[EXERCISE] Check each line of the records for "title"; collect those that have it.

[BEGIN MATERIAL SHOWN]

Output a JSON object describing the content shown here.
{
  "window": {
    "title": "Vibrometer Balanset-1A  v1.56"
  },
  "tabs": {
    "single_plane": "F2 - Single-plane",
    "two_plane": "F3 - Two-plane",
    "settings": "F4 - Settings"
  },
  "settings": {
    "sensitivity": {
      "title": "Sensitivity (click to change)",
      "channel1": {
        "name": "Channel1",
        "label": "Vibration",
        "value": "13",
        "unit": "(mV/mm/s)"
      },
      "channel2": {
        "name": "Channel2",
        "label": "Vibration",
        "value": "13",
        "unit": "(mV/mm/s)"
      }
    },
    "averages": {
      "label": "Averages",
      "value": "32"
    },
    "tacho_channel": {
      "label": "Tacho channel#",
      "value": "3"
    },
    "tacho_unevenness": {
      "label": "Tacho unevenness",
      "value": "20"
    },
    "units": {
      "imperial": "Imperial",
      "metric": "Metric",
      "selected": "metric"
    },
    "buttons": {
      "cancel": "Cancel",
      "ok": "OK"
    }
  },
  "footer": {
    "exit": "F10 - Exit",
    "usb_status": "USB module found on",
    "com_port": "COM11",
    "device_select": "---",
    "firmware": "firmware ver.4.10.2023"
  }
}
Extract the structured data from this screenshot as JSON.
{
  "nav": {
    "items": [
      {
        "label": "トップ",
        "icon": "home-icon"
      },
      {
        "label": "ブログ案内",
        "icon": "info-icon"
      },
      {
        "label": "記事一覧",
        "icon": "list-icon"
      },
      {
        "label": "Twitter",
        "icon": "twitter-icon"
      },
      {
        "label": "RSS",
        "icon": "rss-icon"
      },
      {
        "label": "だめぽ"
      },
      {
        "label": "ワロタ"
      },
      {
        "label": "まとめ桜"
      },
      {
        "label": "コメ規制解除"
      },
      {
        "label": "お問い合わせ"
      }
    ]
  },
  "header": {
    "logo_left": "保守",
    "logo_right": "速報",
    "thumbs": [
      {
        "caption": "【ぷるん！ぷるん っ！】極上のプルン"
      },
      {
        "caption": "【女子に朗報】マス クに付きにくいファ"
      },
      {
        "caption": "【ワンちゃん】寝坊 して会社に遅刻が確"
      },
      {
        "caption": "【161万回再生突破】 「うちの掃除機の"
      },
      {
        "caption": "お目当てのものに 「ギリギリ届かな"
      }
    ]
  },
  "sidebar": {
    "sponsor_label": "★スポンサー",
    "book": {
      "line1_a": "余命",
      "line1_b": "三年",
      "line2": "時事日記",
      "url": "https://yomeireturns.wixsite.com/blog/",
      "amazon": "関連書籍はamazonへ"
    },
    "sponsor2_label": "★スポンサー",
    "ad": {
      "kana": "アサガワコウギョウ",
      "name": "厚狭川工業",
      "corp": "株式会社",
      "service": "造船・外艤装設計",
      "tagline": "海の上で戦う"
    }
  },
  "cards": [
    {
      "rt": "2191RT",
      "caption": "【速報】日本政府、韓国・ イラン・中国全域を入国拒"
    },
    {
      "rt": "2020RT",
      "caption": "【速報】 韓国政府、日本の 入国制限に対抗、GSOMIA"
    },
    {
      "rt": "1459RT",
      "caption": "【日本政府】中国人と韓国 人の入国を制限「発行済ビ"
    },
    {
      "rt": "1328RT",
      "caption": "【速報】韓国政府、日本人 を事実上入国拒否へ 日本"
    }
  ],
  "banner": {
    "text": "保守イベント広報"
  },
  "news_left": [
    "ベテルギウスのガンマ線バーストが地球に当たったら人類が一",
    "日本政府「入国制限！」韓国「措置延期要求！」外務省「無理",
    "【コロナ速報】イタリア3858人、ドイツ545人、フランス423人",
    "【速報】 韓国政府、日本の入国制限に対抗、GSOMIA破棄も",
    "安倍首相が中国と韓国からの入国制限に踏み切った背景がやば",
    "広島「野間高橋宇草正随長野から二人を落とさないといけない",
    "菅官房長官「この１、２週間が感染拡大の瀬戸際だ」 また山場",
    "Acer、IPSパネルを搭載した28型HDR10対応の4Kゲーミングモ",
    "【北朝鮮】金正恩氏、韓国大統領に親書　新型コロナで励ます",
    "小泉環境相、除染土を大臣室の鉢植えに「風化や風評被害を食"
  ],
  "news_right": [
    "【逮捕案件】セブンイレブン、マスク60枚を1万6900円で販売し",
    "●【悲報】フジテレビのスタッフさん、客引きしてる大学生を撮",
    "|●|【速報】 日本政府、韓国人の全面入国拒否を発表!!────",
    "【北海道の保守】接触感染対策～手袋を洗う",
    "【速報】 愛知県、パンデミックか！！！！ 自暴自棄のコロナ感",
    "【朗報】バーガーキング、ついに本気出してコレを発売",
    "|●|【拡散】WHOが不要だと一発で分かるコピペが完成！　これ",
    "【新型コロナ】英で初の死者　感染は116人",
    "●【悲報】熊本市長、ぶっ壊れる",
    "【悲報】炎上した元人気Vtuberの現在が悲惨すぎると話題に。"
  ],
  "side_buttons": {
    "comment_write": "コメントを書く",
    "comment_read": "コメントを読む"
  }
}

[END MATERIAL SHOWN]

[TASK SOLUTION]
    "title": "Vibrometer Balanset-1A  v1.56"
      "title": "Sensitivity (click to change)",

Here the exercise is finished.